GIVEN DATA -
· · · · ·

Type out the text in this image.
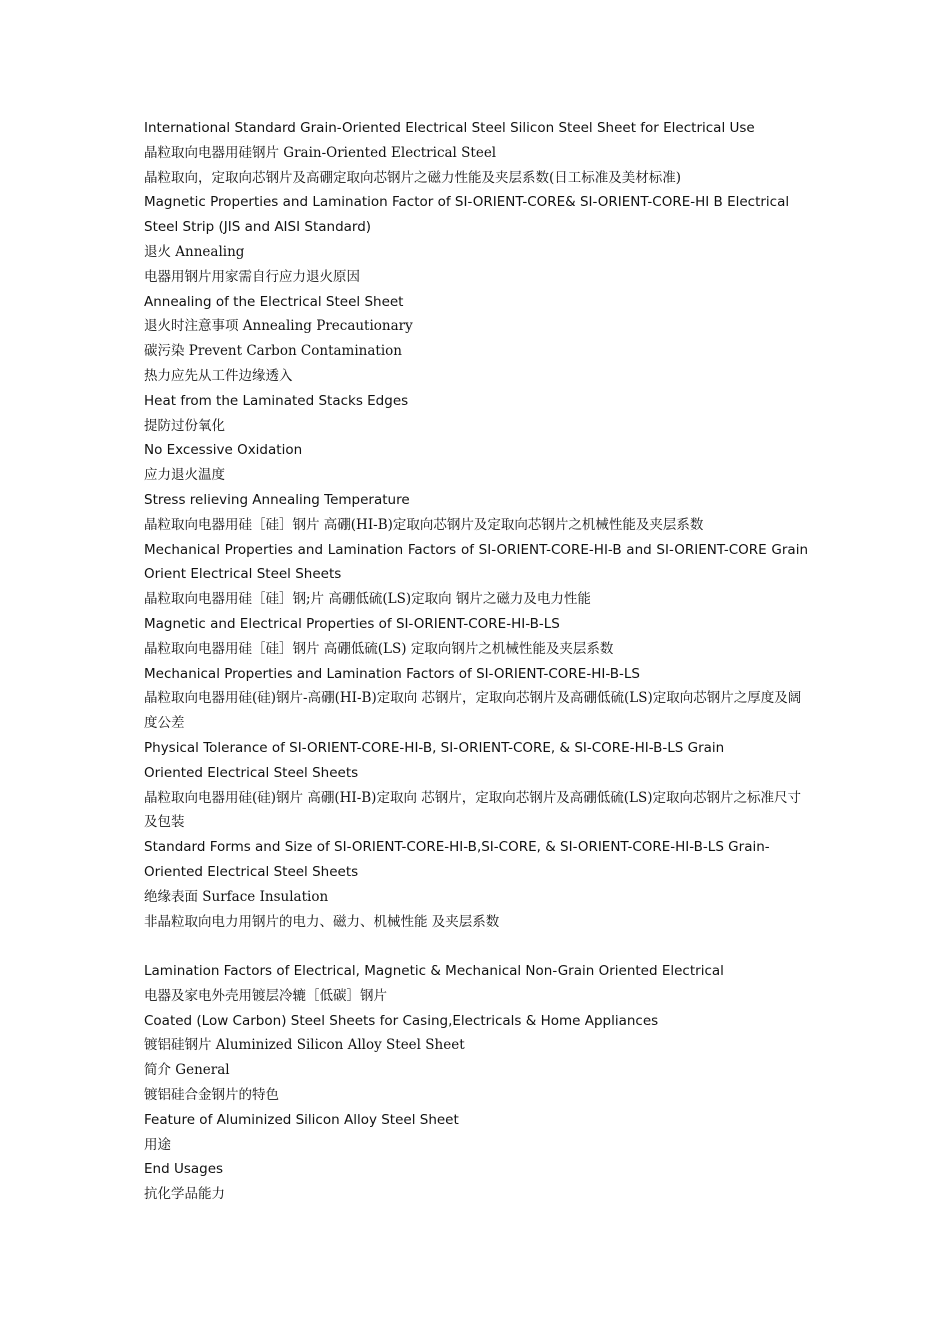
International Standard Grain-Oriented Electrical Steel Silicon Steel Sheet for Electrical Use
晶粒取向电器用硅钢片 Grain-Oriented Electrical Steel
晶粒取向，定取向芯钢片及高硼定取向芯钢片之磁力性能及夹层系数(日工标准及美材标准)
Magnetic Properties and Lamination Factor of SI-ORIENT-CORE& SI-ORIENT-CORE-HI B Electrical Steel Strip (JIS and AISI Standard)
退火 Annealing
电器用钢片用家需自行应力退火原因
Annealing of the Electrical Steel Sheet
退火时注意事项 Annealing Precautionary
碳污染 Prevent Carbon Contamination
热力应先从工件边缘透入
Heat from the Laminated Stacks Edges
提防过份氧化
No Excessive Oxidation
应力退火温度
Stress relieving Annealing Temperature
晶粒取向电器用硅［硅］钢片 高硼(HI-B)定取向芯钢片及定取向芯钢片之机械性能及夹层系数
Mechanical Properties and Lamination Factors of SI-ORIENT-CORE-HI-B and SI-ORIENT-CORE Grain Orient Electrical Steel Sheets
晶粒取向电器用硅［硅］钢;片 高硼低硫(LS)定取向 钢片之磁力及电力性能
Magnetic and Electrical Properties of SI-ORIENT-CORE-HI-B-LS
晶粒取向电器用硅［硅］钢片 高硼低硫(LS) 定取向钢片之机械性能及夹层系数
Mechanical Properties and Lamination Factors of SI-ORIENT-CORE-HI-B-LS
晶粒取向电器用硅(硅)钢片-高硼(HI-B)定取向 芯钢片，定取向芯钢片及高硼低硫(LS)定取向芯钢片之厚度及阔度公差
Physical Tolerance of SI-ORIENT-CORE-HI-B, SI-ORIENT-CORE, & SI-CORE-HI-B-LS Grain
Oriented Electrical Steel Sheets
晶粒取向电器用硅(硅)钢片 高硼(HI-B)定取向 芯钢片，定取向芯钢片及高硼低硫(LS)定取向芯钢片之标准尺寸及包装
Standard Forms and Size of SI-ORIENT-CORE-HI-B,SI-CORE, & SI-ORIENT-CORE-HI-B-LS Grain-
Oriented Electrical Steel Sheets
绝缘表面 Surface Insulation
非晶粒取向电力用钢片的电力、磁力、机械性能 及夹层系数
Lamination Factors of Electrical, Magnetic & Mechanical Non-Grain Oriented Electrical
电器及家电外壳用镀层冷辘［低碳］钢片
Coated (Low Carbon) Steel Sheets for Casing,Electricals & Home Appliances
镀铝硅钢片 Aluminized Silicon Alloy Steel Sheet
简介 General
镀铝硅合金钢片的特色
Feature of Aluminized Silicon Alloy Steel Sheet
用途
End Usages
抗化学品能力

· · · · ·

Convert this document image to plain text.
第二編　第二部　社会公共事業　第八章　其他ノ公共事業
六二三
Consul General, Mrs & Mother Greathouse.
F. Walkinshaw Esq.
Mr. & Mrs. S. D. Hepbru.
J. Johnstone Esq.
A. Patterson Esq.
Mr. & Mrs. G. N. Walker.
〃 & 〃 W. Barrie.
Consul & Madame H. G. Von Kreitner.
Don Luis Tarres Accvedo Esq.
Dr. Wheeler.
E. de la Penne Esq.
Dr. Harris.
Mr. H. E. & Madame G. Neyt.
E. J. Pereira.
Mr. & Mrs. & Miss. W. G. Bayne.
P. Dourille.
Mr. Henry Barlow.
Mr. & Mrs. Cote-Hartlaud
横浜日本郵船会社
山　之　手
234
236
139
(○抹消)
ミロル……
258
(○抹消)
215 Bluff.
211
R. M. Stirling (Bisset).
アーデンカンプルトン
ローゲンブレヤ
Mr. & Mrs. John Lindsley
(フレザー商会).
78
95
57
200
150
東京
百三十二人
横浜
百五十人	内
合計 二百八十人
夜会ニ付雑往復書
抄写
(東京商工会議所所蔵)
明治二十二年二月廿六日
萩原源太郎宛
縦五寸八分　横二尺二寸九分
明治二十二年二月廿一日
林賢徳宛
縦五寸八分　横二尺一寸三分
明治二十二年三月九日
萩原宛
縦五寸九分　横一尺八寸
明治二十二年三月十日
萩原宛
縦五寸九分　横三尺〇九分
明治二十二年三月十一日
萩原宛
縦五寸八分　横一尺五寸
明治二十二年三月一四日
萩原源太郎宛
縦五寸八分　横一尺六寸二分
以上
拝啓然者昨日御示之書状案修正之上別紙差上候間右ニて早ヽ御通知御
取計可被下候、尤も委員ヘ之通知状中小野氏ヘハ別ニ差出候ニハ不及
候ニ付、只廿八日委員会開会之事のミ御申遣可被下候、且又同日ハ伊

· · · · ·

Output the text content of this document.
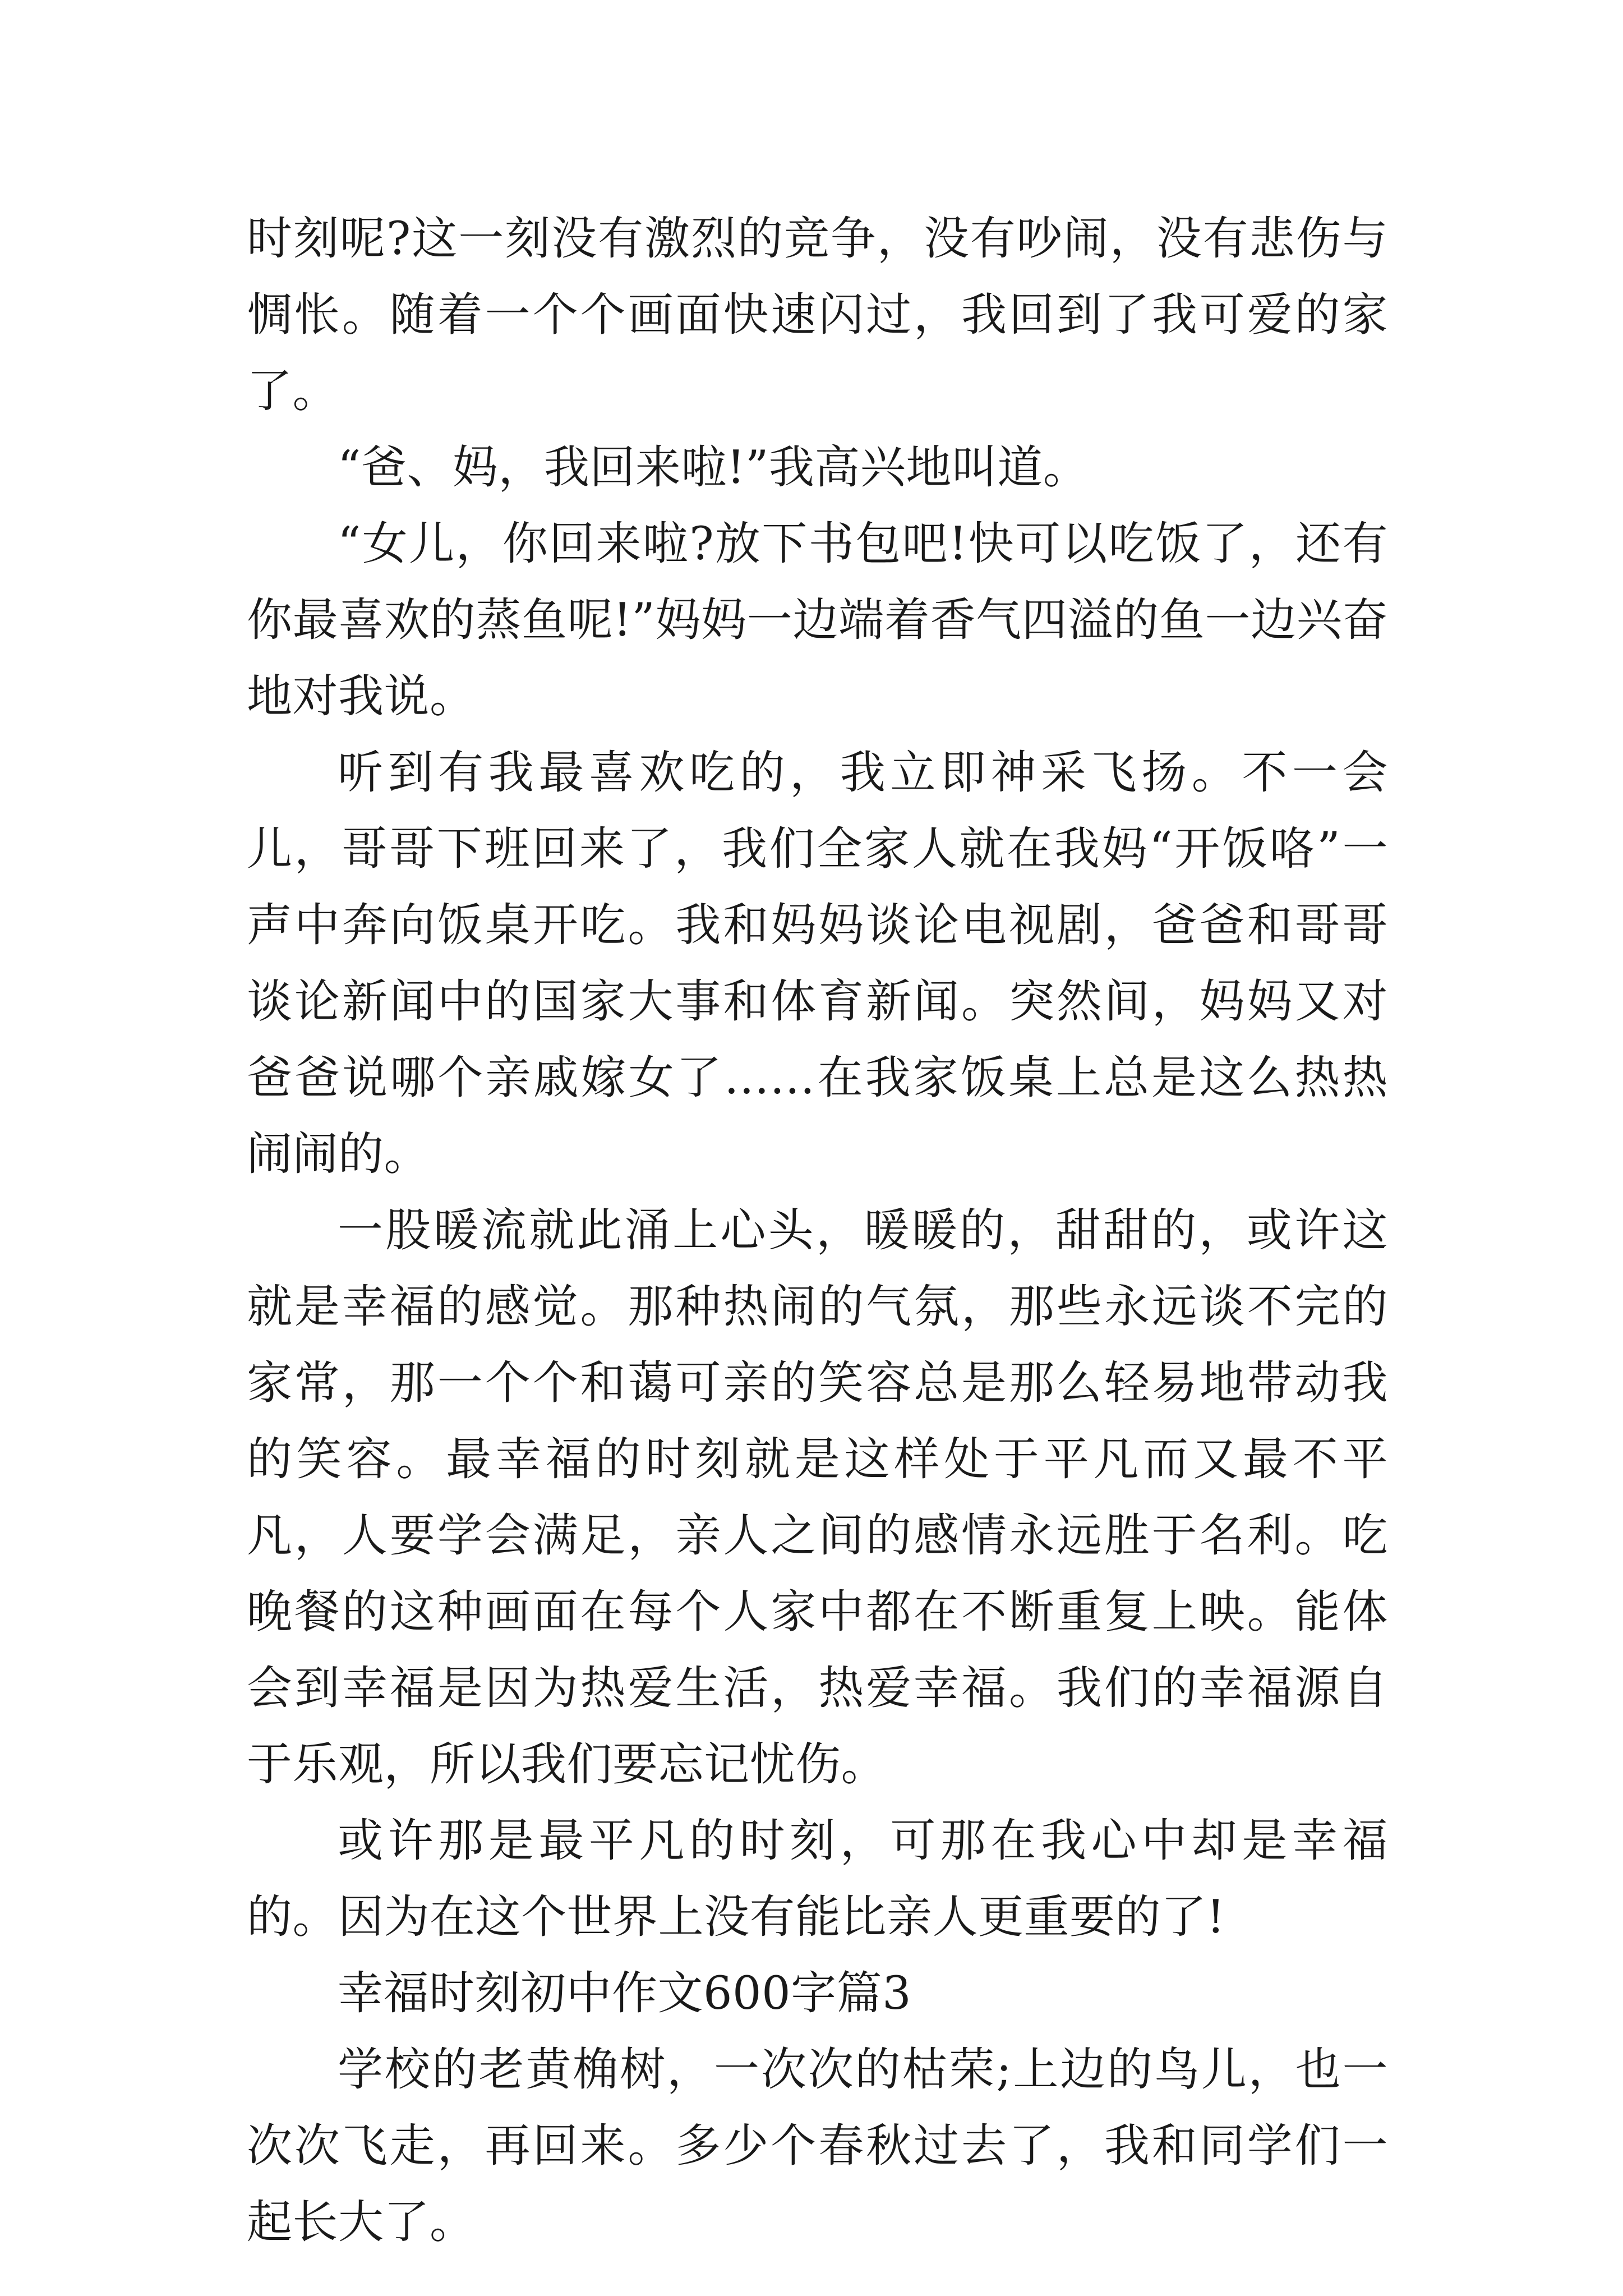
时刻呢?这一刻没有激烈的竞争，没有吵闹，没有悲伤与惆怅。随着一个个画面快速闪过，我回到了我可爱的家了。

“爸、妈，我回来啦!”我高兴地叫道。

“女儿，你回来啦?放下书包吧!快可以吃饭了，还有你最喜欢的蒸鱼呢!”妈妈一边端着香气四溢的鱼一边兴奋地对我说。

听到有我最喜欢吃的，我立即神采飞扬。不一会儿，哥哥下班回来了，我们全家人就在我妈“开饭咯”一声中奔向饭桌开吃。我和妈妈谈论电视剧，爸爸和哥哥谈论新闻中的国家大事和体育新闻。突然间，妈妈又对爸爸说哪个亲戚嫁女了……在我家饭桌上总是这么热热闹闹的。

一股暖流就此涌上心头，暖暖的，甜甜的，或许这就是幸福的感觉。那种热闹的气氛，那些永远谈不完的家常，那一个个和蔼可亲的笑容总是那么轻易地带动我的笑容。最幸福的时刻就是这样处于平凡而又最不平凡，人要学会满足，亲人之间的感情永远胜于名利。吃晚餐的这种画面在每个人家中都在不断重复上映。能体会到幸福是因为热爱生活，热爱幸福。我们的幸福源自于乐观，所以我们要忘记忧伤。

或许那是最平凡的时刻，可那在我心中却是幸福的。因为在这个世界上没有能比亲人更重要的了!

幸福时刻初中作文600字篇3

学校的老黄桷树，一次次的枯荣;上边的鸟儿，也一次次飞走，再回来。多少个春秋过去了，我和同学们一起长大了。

· · · · ·

Write down only how many lines in the listing contain the word "General".

TASK RESPONSE - 2